OBJECTIVE: Leave out any picture and return the remaining listing below exactly as given.
***** DATA FOR THIS TASK *****
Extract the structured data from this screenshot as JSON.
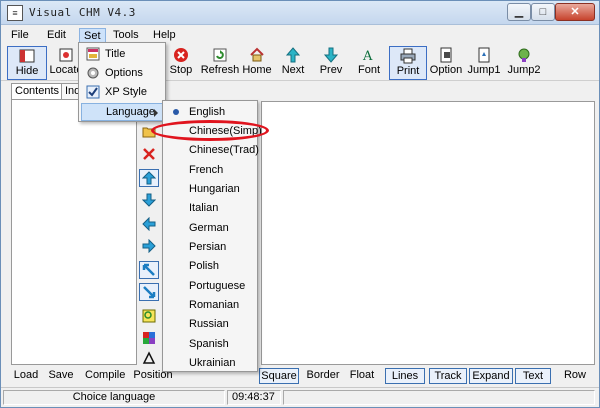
{
  "window": {
    "title": "Visual CHM V4.3",
    "app_icon": "chm-app-icon"
  },
  "title_buttons": {
    "minimize": "▁",
    "maximize": "□",
    "close": "✕"
  },
  "menubar": [
    {
      "key": "file",
      "label": "File"
    },
    {
      "key": "edit",
      "label": "Edit"
    },
    {
      "key": "set",
      "label": "Set"
    },
    {
      "key": "tools",
      "label": "Tools"
    },
    {
      "key": "help",
      "label": "Help"
    }
  ],
  "toolbar": {
    "hide": "Hide",
    "locate": "Locate",
    "stop": "Stop",
    "refresh": "Refresh",
    "home": "Home",
    "next": "Next",
    "prev": "Prev",
    "font": "Font",
    "print": "Print",
    "option": "Option",
    "jump1": "Jump1",
    "jump2": "Jump2"
  },
  "left_tabs": {
    "contents": "Contents",
    "index": "Ind"
  },
  "set_menu": {
    "title": "Title",
    "options": "Options",
    "xp_style": "XP Style",
    "language": "Language"
  },
  "language_menu": {
    "selected": "English",
    "items": [
      "English",
      "Chinese(Simp)",
      "Chinese(Trad)",
      "French",
      "Hungarian",
      "Italian",
      "German",
      "Persian",
      "Polish",
      "Portuguese",
      "Romanian",
      "Russian",
      "Spanish",
      "Ukrainian"
    ]
  },
  "bottom_toolbar": {
    "load": "Load",
    "save": "Save",
    "compile": "Compile",
    "position": "Position",
    "square": "Square",
    "border": "Border",
    "float": "Float",
    "lines": "Lines",
    "track": "Track",
    "expand": "Expand",
    "text": "Text",
    "row": "Row"
  },
  "statusbar": {
    "message": "Choice language",
    "time": "09:48:37"
  },
  "colors": {
    "highlight_ellipse": "#e0141e",
    "menu_highlight": "#cfe3f9"
  }
}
*****
ANSWER FOR THIS EXERCISE:
Extract the structured data from this screenshot as JSON.
{
  "window": {
    "title": "Visual CHM V4.3",
    "app_icon": "chm-app-icon"
  },
  "title_buttons": {
    "minimize": "▁",
    "maximize": "□",
    "close": "✕"
  },
  "menubar": [
    {
      "key": "file",
      "label": "File"
    },
    {
      "key": "edit",
      "label": "Edit"
    },
    {
      "key": "set",
      "label": "Set"
    },
    {
      "key": "tools",
      "label": "Tools"
    },
    {
      "key": "help",
      "label": "Help"
    }
  ],
  "toolbar": {
    "hide": "Hide",
    "locate": "Locate",
    "stop": "Stop",
    "refresh": "Refresh",
    "home": "Home",
    "next": "Next",
    "prev": "Prev",
    "font": "Font",
    "print": "Print",
    "option": "Option",
    "jump1": "Jump1",
    "jump2": "Jump2"
  },
  "left_tabs": {
    "contents": "Contents",
    "index": "Ind"
  },
  "set_menu": {
    "title": "Title",
    "options": "Options",
    "xp_style": "XP Style",
    "language": "Language"
  },
  "language_menu": {
    "selected": "English",
    "items": [
      "English",
      "Chinese(Simp)",
      "Chinese(Trad)",
      "French",
      "Hungarian",
      "Italian",
      "German",
      "Persian",
      "Polish",
      "Portuguese",
      "Romanian",
      "Russian",
      "Spanish",
      "Ukrainian"
    ]
  },
  "bottom_toolbar": {
    "load": "Load",
    "save": "Save",
    "compile": "Compile",
    "position": "Position",
    "square": "Square",
    "border": "Border",
    "float": "Float",
    "lines": "Lines",
    "track": "Track",
    "expand": "Expand",
    "text": "Text",
    "row": "Row"
  },
  "statusbar": {
    "message": "Choice language",
    "time": "09:48:37"
  },
  "colors": {
    "highlight_ellipse": "#e0141e",
    "menu_highlight": "#cfe3f9"
  }
}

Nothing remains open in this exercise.